WORK TO DO
Reproduce every line of the records below word for word, leaving out the pictures.

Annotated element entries

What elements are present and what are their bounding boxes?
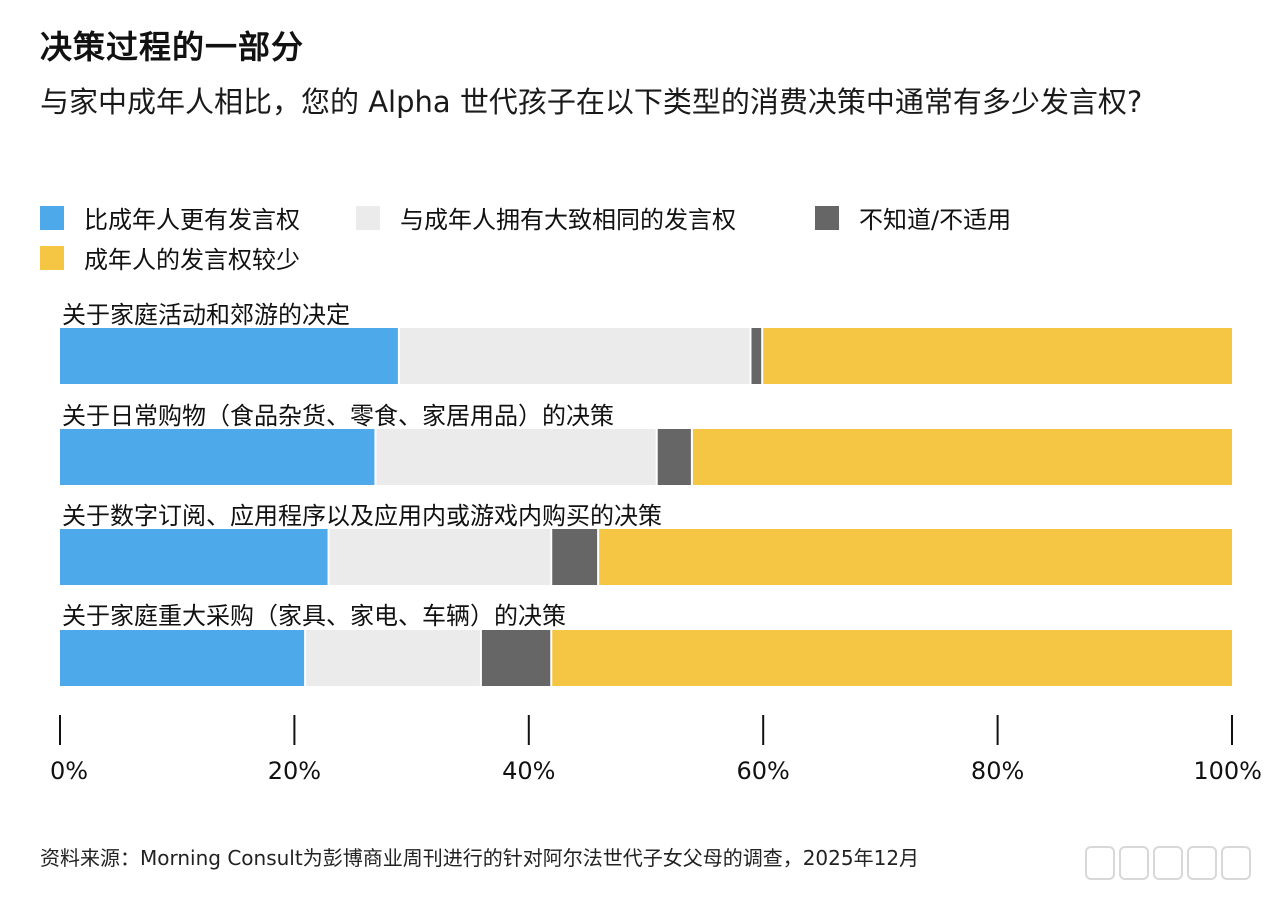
- row-label-3: 关于数字订阅、应用程序以及应用内或游戏内购买的决策: [62, 502, 662, 530]
- row-label-1: 关于家庭活动和郊游的决定: [62, 301, 350, 329]
- legend-item-same: 与成年人拥有大致相同的发言权: [356, 200, 736, 235]
- legend-label-more: 比成年人更有发言权: [84, 206, 300, 234]
- row-label-2: 关于日常购物（食品杂货、零食、家居用品）的决策: [62, 402, 614, 430]
- chart-subtitle: 与家中成年人相比，您的 Alpha 世代孩子在以下类型的消费决策中通常有多少发言…: [40, 85, 1143, 119]
- watermark-box-icon: [1119, 846, 1149, 880]
- bar-segment-more-row-2: [60, 429, 375, 485]
- legend-label-dontknow: 不知道/不适用: [859, 206, 1012, 234]
- legend-swatch-same: [356, 205, 380, 230]
- bar-segment-less-row-4: [552, 630, 1232, 686]
- legend-item-dontknow: 不知道/不适用: [815, 200, 1011, 235]
- watermark-box-icon: [1153, 846, 1183, 880]
- x-tick-label: 80%: [971, 757, 1024, 785]
- x-tick-label: 40%: [502, 757, 555, 785]
- watermark-box-icon: [1085, 846, 1115, 880]
- bar-segment-dontknow-row-3: [552, 529, 598, 585]
- chart-title: 决策过程的一部分: [40, 28, 305, 66]
- legend-swatch-less: [40, 245, 64, 270]
- watermark-box-icon: [1187, 846, 1217, 880]
- watermark-logo: [1085, 843, 1260, 883]
- bar-segment-less-row-3: [599, 529, 1232, 585]
- legend-swatch-more: [40, 205, 64, 230]
- bar-segment-less-row-1: [763, 328, 1232, 384]
- watermark-box-icon: [1221, 846, 1251, 880]
- bar-segment-dontknow-row-1: [751, 328, 762, 384]
- bar-segment-more-row-3: [60, 529, 328, 585]
- bar-segment-same-row-2: [376, 429, 656, 485]
- legend-swatch-dontknow: [815, 205, 839, 230]
- bar-segment-more-row-4: [60, 630, 305, 686]
- bar-segment-less-row-2: [692, 429, 1232, 485]
- source-note: 资料来源：Morning Consult为彭博商业周刊进行的针对阿尔法世代子女父…: [40, 846, 920, 870]
- bar-segment-same-row-1: [399, 328, 750, 384]
- row-label-4: 关于家庭重大采购（家具、家电、车辆）的决策: [62, 602, 566, 630]
- x-tick-label: 60%: [737, 757, 790, 785]
- legend-item-less: 成年人的发言权较少: [40, 240, 300, 275]
- x-tick-label: 0%: [50, 757, 88, 785]
- legend-item-more: 比成年人更有发言权: [40, 200, 300, 235]
- x-tick-label: 100%: [1193, 757, 1262, 785]
- bar-segment-more-row-1: [60, 328, 398, 384]
- bar-segment-dontknow-row-2: [657, 429, 691, 485]
- bar-segment-dontknow-row-4: [481, 630, 551, 686]
- bar-segment-same-row-4: [306, 630, 480, 686]
- legend-label-less: 成年人的发言权较少: [84, 246, 300, 274]
- bar-segment-same-row-3: [329, 529, 551, 585]
- legend-label-same: 与成年人拥有大致相同的发言权: [400, 206, 736, 234]
- x-tick-label: 20%: [268, 757, 321, 785]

OUTPUT FOR THIS TASK
What elements are present and what are their bounding boxes?
- row-label-3: 关于数字订阅、应用程序以及应用内或游戏内购买的决策: [62, 502, 662, 530]
- row-label-1: 关于家庭活动和郊游的决定: [62, 301, 350, 329]
- legend-item-same: 与成年人拥有大致相同的发言权: [356, 200, 736, 235]
- legend-label-more: 比成年人更有发言权: [84, 206, 300, 234]
- row-label-2: 关于日常购物（食品杂货、零食、家居用品）的决策: [62, 402, 614, 430]
- chart-subtitle: 与家中成年人相比，您的 Alpha 世代孩子在以下类型的消费决策中通常有多少发言…: [40, 85, 1143, 119]
- watermark-box-icon: [1119, 846, 1149, 880]
- bar-segment-more-row-2: [60, 429, 375, 485]
- legend-label-dontknow: 不知道/不适用: [859, 206, 1012, 234]
- legend-swatch-same: [356, 205, 380, 230]
- bar-segment-less-row-4: [552, 630, 1232, 686]
- legend-item-dontknow: 不知道/不适用: [815, 200, 1011, 235]
- watermark-box-icon: [1153, 846, 1183, 880]
- x-tick-label: 80%: [971, 757, 1024, 785]
- x-tick-label: 40%: [502, 757, 555, 785]
- watermark-box-icon: [1085, 846, 1115, 880]
- bar-segment-dontknow-row-3: [552, 529, 598, 585]
- chart-title: 决策过程的一部分: [40, 28, 305, 66]
- legend-swatch-less: [40, 245, 64, 270]
- watermark-box-icon: [1187, 846, 1217, 880]
- watermark-logo: [1085, 843, 1260, 883]
- bar-segment-less-row-3: [599, 529, 1232, 585]
- legend-swatch-more: [40, 205, 64, 230]
- bar-segment-less-row-1: [763, 328, 1232, 384]
- watermark-box-icon: [1221, 846, 1251, 880]
- bar-segment-dontknow-row-1: [751, 328, 762, 384]
- bar-segment-more-row-3: [60, 529, 328, 585]
- bar-segment-same-row-2: [376, 429, 656, 485]
- legend-swatch-dontknow: [815, 205, 839, 230]
- bar-segment-more-row-4: [60, 630, 305, 686]
- bar-segment-less-row-2: [692, 429, 1232, 485]
- source-note: 资料来源：Morning Consult为彭博商业周刊进行的针对阿尔法世代子女父…: [40, 846, 920, 870]
- bar-segment-same-row-1: [399, 328, 750, 384]
- row-label-4: 关于家庭重大采购（家具、家电、车辆）的决策: [62, 602, 566, 630]
- x-tick-label: 60%: [737, 757, 790, 785]
- legend-item-less: 成年人的发言权较少: [40, 240, 300, 275]
- x-tick-label: 0%: [50, 757, 88, 785]
- legend-item-more: 比成年人更有发言权: [40, 200, 300, 235]
- x-tick-label: 100%: [1193, 757, 1262, 785]
- bar-segment-more-row-1: [60, 328, 398, 384]
- bar-segment-dontknow-row-2: [657, 429, 691, 485]
- bar-segment-dontknow-row-4: [481, 630, 551, 686]
- bar-segment-same-row-4: [306, 630, 480, 686]
- legend-label-less: 成年人的发言权较少: [84, 246, 300, 274]
- bar-segment-same-row-3: [329, 529, 551, 585]
- legend-label-same: 与成年人拥有大致相同的发言权: [400, 206, 736, 234]
- x-tick-label: 20%: [268, 757, 321, 785]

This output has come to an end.